# Aim
Every record must appear in your copy exactly as written, with no pictures.

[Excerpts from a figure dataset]
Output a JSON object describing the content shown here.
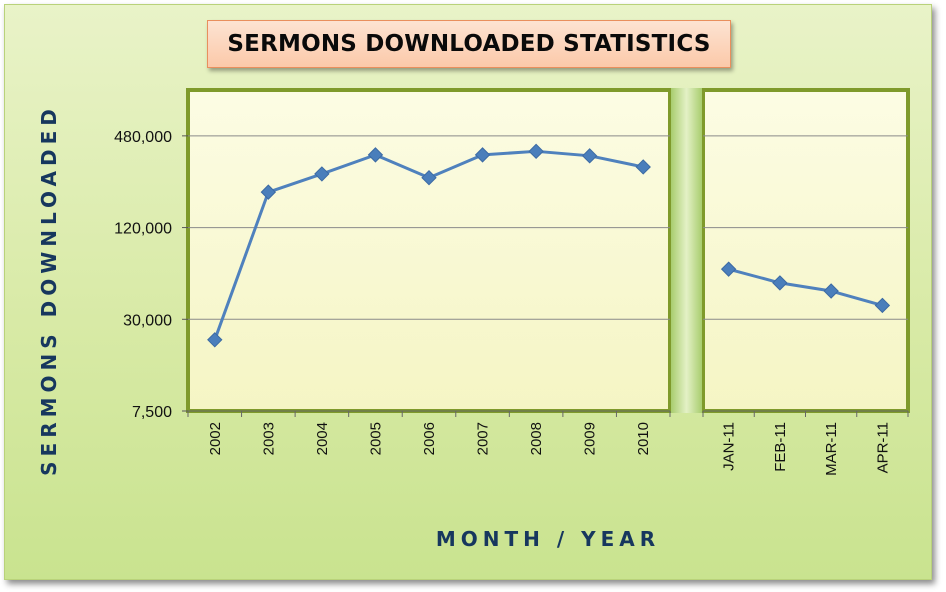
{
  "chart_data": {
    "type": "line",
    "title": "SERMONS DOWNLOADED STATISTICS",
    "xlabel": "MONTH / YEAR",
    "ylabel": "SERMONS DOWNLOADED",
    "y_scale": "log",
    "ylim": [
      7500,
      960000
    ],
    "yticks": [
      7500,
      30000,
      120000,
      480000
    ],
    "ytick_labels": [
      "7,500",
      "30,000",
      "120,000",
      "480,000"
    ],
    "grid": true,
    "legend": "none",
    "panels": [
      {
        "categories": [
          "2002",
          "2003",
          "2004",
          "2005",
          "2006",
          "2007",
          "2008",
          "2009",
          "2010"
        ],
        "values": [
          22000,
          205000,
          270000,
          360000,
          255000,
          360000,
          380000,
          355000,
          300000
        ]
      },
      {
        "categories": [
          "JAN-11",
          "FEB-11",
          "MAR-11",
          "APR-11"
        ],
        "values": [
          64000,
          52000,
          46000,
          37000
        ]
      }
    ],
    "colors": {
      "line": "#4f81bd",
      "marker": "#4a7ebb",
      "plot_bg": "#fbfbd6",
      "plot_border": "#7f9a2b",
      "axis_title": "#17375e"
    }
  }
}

# Exercise result
Output a JSON object describing the content shown here.
{
  "chart_data": {
    "type": "line",
    "title": "SERMONS DOWNLOADED STATISTICS",
    "xlabel": "MONTH / YEAR",
    "ylabel": "SERMONS DOWNLOADED",
    "y_scale": "log",
    "ylim": [
      7500,
      960000
    ],
    "yticks": [
      7500,
      30000,
      120000,
      480000
    ],
    "ytick_labels": [
      "7,500",
      "30,000",
      "120,000",
      "480,000"
    ],
    "grid": true,
    "legend": "none",
    "panels": [
      {
        "categories": [
          "2002",
          "2003",
          "2004",
          "2005",
          "2006",
          "2007",
          "2008",
          "2009",
          "2010"
        ],
        "values": [
          22000,
          205000,
          270000,
          360000,
          255000,
          360000,
          380000,
          355000,
          300000
        ]
      },
      {
        "categories": [
          "JAN-11",
          "FEB-11",
          "MAR-11",
          "APR-11"
        ],
        "values": [
          64000,
          52000,
          46000,
          37000
        ]
      }
    ],
    "colors": {
      "line": "#4f81bd",
      "marker": "#4a7ebb",
      "plot_bg": "#fbfbd6",
      "plot_border": "#7f9a2b",
      "axis_title": "#17375e"
    }
  }
}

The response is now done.